WHAT YOU SHOULD DO:
The material below holds pictures; leave them out and reproduce exactly the lines from the one with "Serialize everything readable" through the one with "Transcribe this image's", inclusive.

DATA:
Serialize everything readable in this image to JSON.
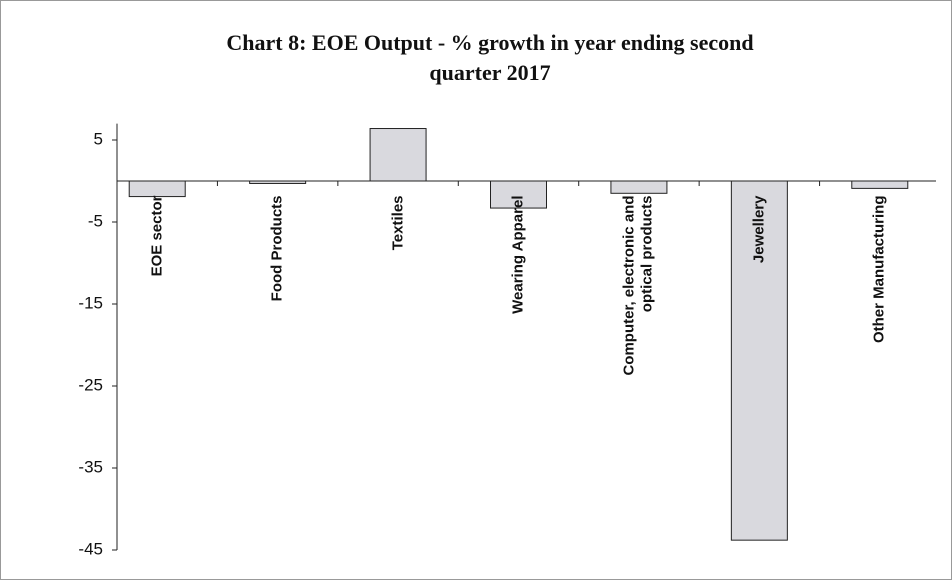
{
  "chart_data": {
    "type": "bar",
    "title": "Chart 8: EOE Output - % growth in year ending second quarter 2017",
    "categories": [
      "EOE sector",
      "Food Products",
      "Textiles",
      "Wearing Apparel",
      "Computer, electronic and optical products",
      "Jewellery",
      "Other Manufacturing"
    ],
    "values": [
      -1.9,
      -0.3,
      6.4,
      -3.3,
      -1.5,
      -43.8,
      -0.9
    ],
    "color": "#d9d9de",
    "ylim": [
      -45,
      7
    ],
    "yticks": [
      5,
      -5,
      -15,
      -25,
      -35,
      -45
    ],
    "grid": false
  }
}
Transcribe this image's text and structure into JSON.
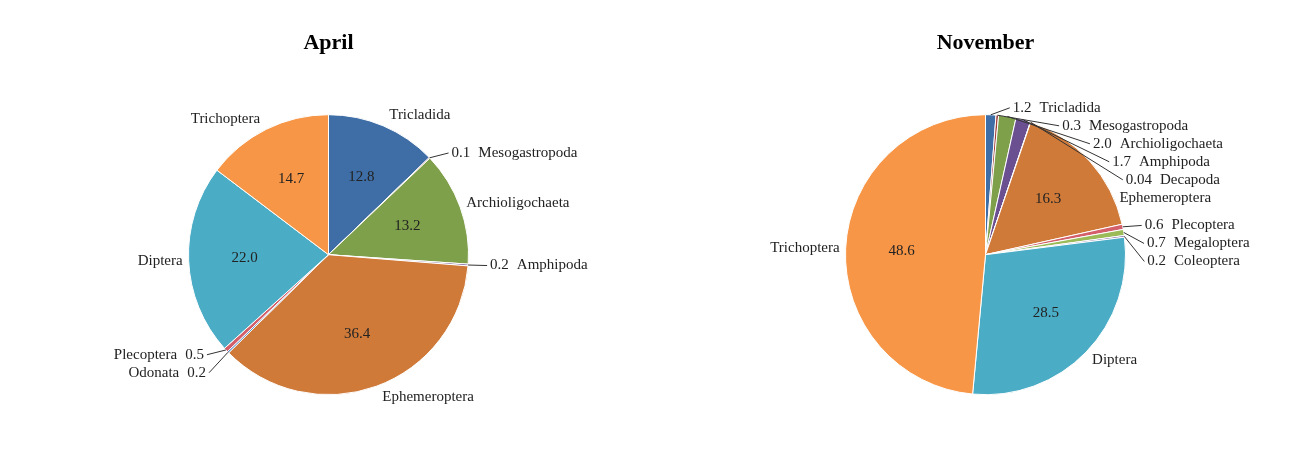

--

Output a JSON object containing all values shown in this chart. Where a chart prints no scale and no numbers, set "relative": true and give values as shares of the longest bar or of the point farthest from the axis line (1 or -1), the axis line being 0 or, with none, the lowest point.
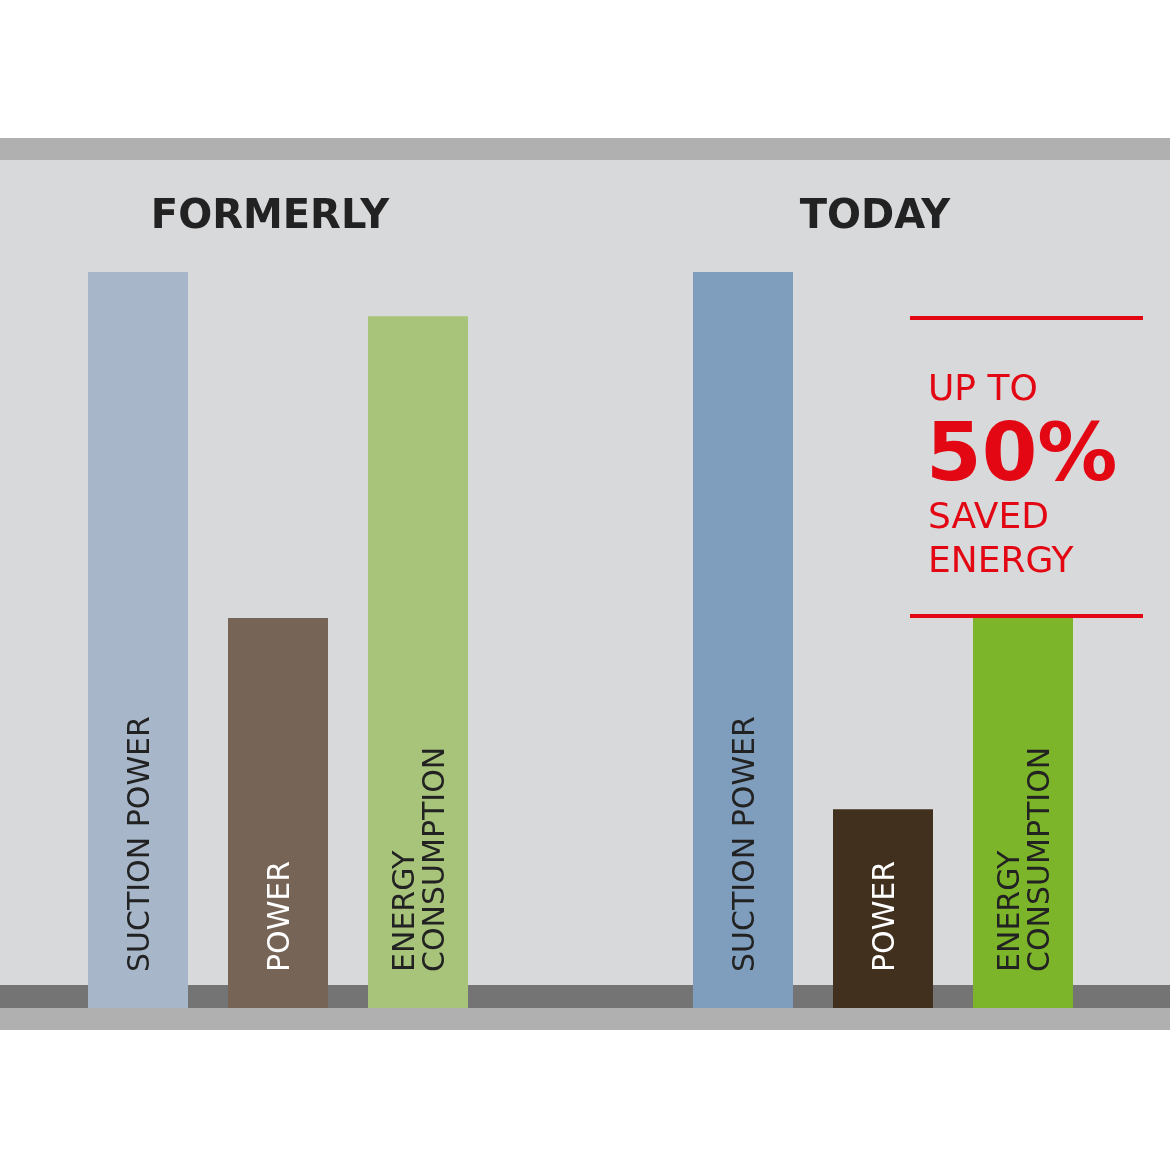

RESULT OF THE TASK:
Serialize everything readable in this image to JSON.
{
  "chart_data": {
    "type": "bar",
    "title": "Chart 8: EOE Output - % growth in year ending second quarter 2017",
    "categories": [
      "EOE sector",
      "Food Products",
      "Textiles",
      "Wearing Apparel",
      "Computer, electronic and optical products",
      "Jewellery",
      "Other Manufacturing"
    ],
    "values": [
      -1.9,
      -0.3,
      6.4,
      -3.3,
      -1.5,
      -43.8,
      -0.9
    ],
    "color": "#d9d9de",
    "ylim": [
      -45,
      7
    ],
    "yticks": [
      5,
      -5,
      -15,
      -25,
      -35,
      -45
    ],
    "grid": false
  }
}
Transcribe this image's text and structure into JSON.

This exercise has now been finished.